[Extracted data entries]

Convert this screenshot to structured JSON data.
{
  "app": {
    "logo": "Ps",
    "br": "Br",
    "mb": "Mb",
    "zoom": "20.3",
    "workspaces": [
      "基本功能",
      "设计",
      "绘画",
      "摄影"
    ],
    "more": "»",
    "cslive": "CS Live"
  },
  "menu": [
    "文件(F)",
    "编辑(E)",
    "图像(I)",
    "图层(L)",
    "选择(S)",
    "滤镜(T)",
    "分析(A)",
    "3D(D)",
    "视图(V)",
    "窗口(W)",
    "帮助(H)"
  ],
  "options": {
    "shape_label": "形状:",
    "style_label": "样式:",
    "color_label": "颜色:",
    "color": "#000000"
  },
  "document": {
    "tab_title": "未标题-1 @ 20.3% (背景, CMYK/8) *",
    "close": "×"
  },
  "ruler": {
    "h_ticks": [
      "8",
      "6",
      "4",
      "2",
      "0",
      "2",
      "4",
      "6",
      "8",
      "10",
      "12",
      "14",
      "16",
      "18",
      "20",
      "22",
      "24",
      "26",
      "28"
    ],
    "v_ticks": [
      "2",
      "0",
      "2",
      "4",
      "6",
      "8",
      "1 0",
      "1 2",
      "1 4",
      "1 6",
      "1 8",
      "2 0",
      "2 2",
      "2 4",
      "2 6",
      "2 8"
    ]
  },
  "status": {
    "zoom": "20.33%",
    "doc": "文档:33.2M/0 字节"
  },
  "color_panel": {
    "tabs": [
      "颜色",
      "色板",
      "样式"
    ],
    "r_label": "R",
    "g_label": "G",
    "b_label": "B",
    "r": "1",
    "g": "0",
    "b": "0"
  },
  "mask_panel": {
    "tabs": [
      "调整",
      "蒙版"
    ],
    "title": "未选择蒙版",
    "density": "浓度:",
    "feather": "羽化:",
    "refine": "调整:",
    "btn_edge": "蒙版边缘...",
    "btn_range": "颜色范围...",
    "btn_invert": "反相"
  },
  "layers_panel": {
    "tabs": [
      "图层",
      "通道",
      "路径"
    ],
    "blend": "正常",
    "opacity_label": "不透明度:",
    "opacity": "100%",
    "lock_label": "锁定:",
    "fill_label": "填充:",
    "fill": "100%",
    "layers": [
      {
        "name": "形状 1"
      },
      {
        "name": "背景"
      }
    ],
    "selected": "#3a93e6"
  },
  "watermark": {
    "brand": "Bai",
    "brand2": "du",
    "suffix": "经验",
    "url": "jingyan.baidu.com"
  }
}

Exercise aim:
Output every line above without altering anything.

Exercise output:
Convert this screenshot to structured JSON data.
{
  "app": {
    "logo": "Ps",
    "br": "Br",
    "mb": "Mb",
    "zoom": "20.3",
    "workspaces": [
      "基本功能",
      "设计",
      "绘画",
      "摄影"
    ],
    "more": "»",
    "cslive": "CS Live"
  },
  "menu": [
    "文件(F)",
    "编辑(E)",
    "图像(I)",
    "图层(L)",
    "选择(S)",
    "滤镜(T)",
    "分析(A)",
    "3D(D)",
    "视图(V)",
    "窗口(W)",
    "帮助(H)"
  ],
  "options": {
    "shape_label": "形状:",
    "style_label": "样式:",
    "color_label": "颜色:",
    "color": "#000000"
  },
  "document": {
    "tab_title": "未标题-1 @ 20.3% (背景, CMYK/8) *",
    "close": "×"
  },
  "ruler": {
    "h_ticks": [
      "8",
      "6",
      "4",
      "2",
      "0",
      "2",
      "4",
      "6",
      "8",
      "10",
      "12",
      "14",
      "16",
      "18",
      "20",
      "22",
      "24",
      "26",
      "28"
    ],
    "v_ticks": [
      "2",
      "0",
      "2",
      "4",
      "6",
      "8",
      "1 0",
      "1 2",
      "1 4",
      "1 6",
      "1 8",
      "2 0",
      "2 2",
      "2 4",
      "2 6",
      "2 8"
    ]
  },
  "status": {
    "zoom": "20.33%",
    "doc": "文档:33.2M/0 字节"
  },
  "color_panel": {
    "tabs": [
      "颜色",
      "色板",
      "样式"
    ],
    "r_label": "R",
    "g_label": "G",
    "b_label": "B",
    "r": "1",
    "g": "0",
    "b": "0"
  },
  "mask_panel": {
    "tabs": [
      "调整",
      "蒙版"
    ],
    "title": "未选择蒙版",
    "density": "浓度:",
    "feather": "羽化:",
    "refine": "调整:",
    "btn_edge": "蒙版边缘...",
    "btn_range": "颜色范围...",
    "btn_invert": "反相"
  },
  "layers_panel": {
    "tabs": [
      "图层",
      "通道",
      "路径"
    ],
    "blend": "正常",
    "opacity_label": "不透明度:",
    "opacity": "100%",
    "lock_label": "锁定:",
    "fill_label": "填充:",
    "fill": "100%",
    "layers": [
      {
        "name": "形状 1"
      },
      {
        "name": "背景"
      }
    ],
    "selected": "#3a93e6"
  },
  "watermark": {
    "brand": "Bai",
    "brand2": "du",
    "suffix": "经验",
    "url": "jingyan.baidu.com"
  }
}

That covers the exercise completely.